Task description:
Below are some entries. Work out how many of their lines hold the word "названный", and write that number alone.

>> BEGIN Source data

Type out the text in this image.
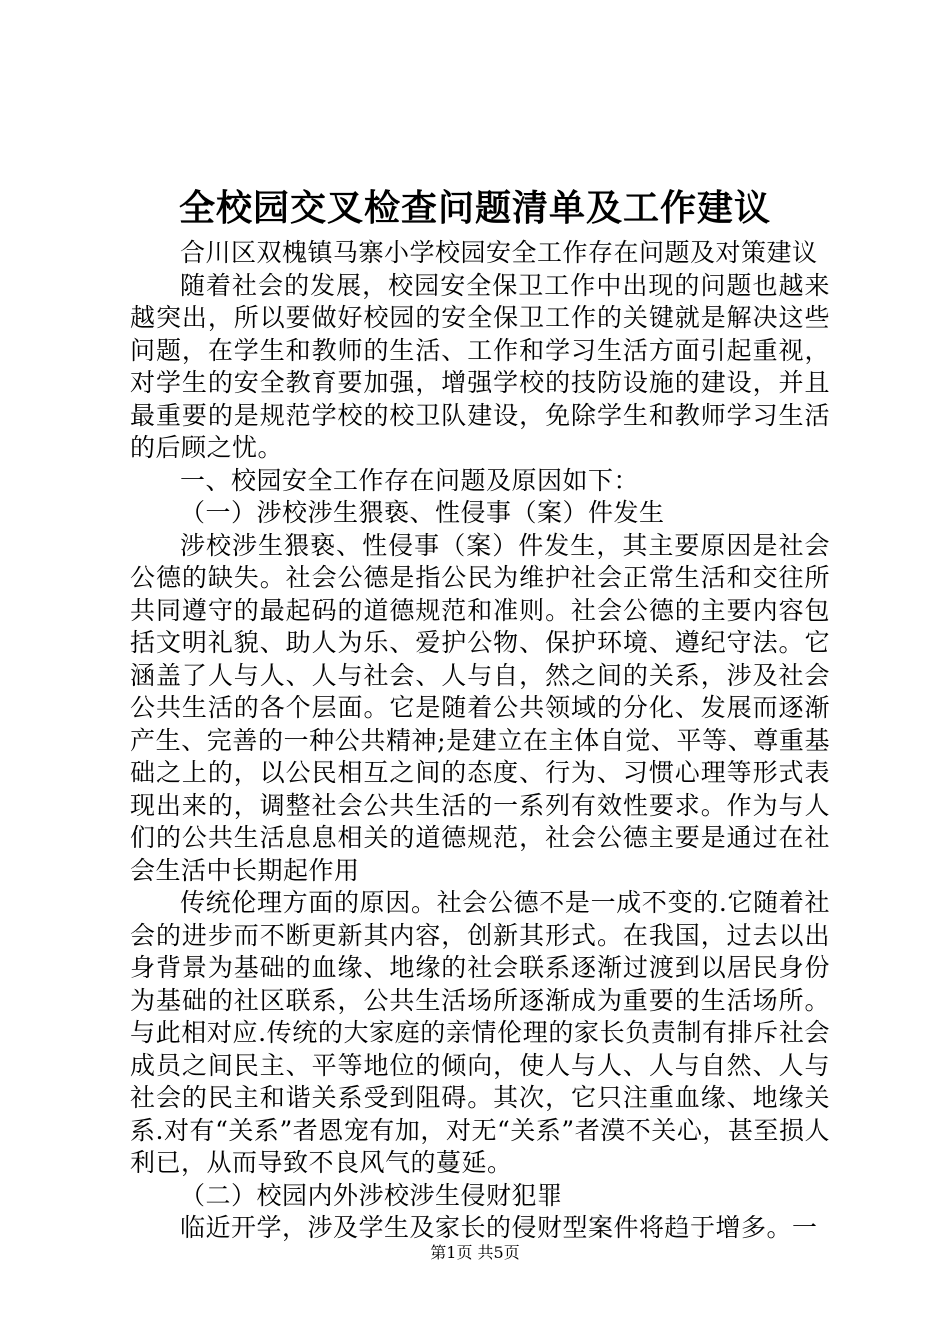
全校园交叉检查问题清单及工作建议

合川区双槐镇马寨小学校园安全工作存在问题及对策建议

随着社会的发展，校园安全保卫工作中出现的问题也越来越突出，所以要做好校园的安全保卫工作的关键就是解决这些问题，在学生和教师的生活、工作和学习生活方面引起重视，对学生的安全教育要加强，增强学校的技防设施的建设，并且最重要的是规范学校的校卫队建设，免除学生和教师学习生活的后顾之忧。

一、校园安全工作存在问题及原因如下：

（一）涉校涉生猥亵、性侵事（案）件发生

涉校涉生猥亵、性侵事（案）件发生，其主要原因是社会公德的缺失。社会公德是指公民为维护社会正常生活和交往所共同遵守的最起码的道德规范和准则。社会公德的主要内容包括文明礼貌、助人为乐、爱护公物、保护环境、遵纪守法。它涵盖了人与人、人与社会、人与自，然之间的关系，涉及社会公共生活的各个层面。它是随着公共领域的分化、发展而逐渐产生、完善的一种公共精神;是建立在主体自觉、平等、尊重基础之上的，以公民相互之间的态度、行为、习惯心理等形式表现出来的，调整社会公共生活的一系列有效性要求。作为与人们的公共生活息息相关的道德规范，社会公德主要是通过在社会生活中长期起作用

传统伦理方面的原因。社会公德不是一成不变的.它随着社会的进步而不断更新其内容，创新其形式。在我国，过去以出身背景为基础的血缘、地缘的社会联系逐渐过渡到以居民身份为基础的社区联系，公共生活场所逐渐成为重要的生活场所。与此相对应.传统的大家庭的亲情伦理的家长负责制有排斥社会成员之间民主、平等地位的倾向，使人与人、人与自然、人与社会的民主和谐关系受到阻碍。其次，它只注重血缘、地缘关系.对有“关系”者恩宠有加，对无“关系”者漠不关心，甚至损人利已，从而导致不良风气的蔓延。

（二）校园内外涉校涉生侵财犯罪

临近开学，涉及学生及家长的侵财型案件将趋于增多。一

第1页 共5页
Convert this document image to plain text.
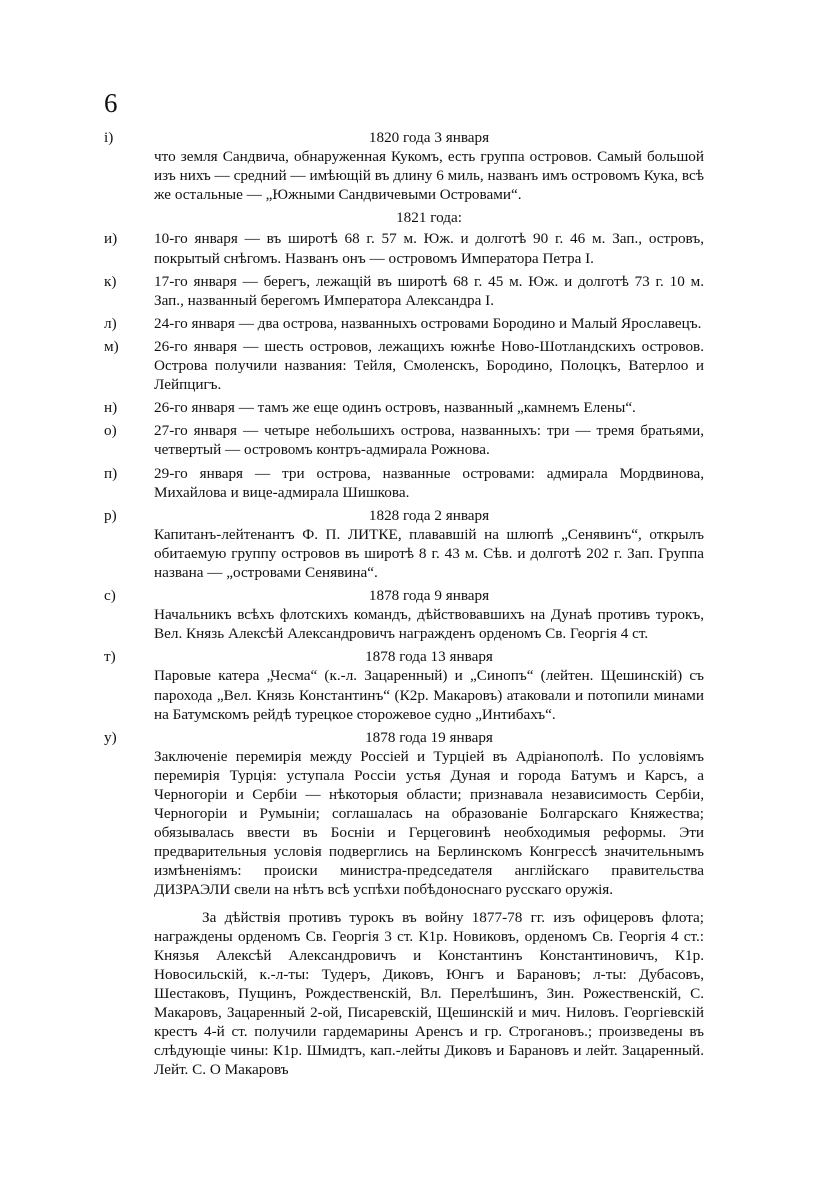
6
i)	1820 года 3 января
что земля Сандвича, обнаруженная Кукомъ, есть группа островов. Самый большой изъ нихъ — средний — имѣющій въ длину 6 миль, названъ имъ островомъ Кука, всѣ же остальные — „Южными Сандвичевыми Островами“.
1821 года:
и)	10-го января — въ широтѣ 68 г. 57 м. Юж. и долготѣ 90 г. 46 м. Зап., островъ, покрытый снѣгомъ. Названъ онъ — островомъ Императора Петра I.
к)	17-го января — берегъ, лежащій въ широтѣ 68 г. 45 м. Юж. и долготѣ 73 г. 10 м. Зап., названный берегомъ Императора Александра I.
л)	24-го января — два острова, названныхъ островами Бородино и Малый Ярославецъ.
м)	26-го января — шесть островов, лежащихъ южнѣе Ново-Шотландскихъ островов. Острова получили названия: Тейля, Смоленскъ, Бородино, Полоцкъ, Ватерлоо и Лейпцигъ.
н)	26-го января — тамъ же еще одинъ островъ, названный „камнемъ Елены“.
о)	27-го января — четыре небольшихъ острова, названныхъ: три — тремя братьями, четвертый — островомъ контръ-адмирала Рожнова.
п)	29-го января — три острова, названные островами: адмирала Мордвинова, Михайлова и вице-адмирала Шишкова.
р)	1828 года 2 января
Капитанъ-лейтенантъ Ф. П. ЛИТКЕ, плававшій на шлюпѣ „Сенявинъ“, открылъ обитаемую группу островов въ широтѣ 8 г. 43 м. Сѣв. и долготѣ 202 г. Зап. Группа названа — „островами Сенявина“.
с)	1878 года 9 января
Начальникъ всѣхъ флотскихъ командъ, дѣйствовавшихъ на Дунаѣ противъ турокъ, Вел. Князь Алексѣй Александровичъ награжденъ орденомъ Св. Георгія 4 ст.
т)	1878 года 13 января
Паровые катера „Чесма“ (к.-л. Зацаренный) и „Синопъ“ (лейтен. Щешинскій) съ парохода „Вел. Князь Константинъ“ (К2р. Макаровъ) атаковали и потопили минами на Батумскомъ рейдѣ турецкое сторожевое судно „Интибахъ“.
у)	1878 года 19 января
Заключеніе перемирія между Россіей и Турціей въ Адріанополѣ. По условіямъ перемирія Турція: уступала Россіи устья Дуная и города Батумъ и Карсъ, а Черногоріи и Сербіи — нѣкоторыя области; признавала независимость Сербіи, Черногоріи и Румыніи; соглашалась на образованіе Болгарскаго Княжества; обязывалась ввести въ Босніи и Герцеговинѣ необходимыя реформы. Эти предварительныя условія подверглись на Берлинскомъ Конгрессѣ значительнымъ измѣненіямъ: происки министра-председателя англійскаго правительства ДИЗРАЭЛИ свели на нѣтъ всѣ успѣхи побѣдоноснаго русскаго оружія.
За дѣйствія противъ турокъ въ войну 1877-78 гг. изъ офицеровъ флота; награждены орденомъ Св. Георгія 3 ст. К1р. Новиковъ, орденомъ Св. Георгія 4 ст.: Князья Алексѣй Александровичъ и Константинъ Константиновичъ, К1р. Новосильскій, к.-л-ты: Тудеръ, Диковъ, Юнгъ и Барановъ; л-ты: Дубасовъ, Шестаковъ, Пущинъ, Рождественскій, Вл. Перелѣшинъ, Зин. Рожественскій, С. Макаровъ, Зацаренный 2-ой, Писаревскій, Щешинскій и мич. Ниловъ. Георгіевскій крестъ 4-й ст. получили гардемарины Аренсъ и гр. Строгановъ.; произведены въ слѣдующіе чины: К1р. Шмидтъ, кап.-лейты Диковъ и Барановъ и лейт. Зацаренный. Лейт. С. О Макаровъ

>> END Source data

Output for this exercise:
2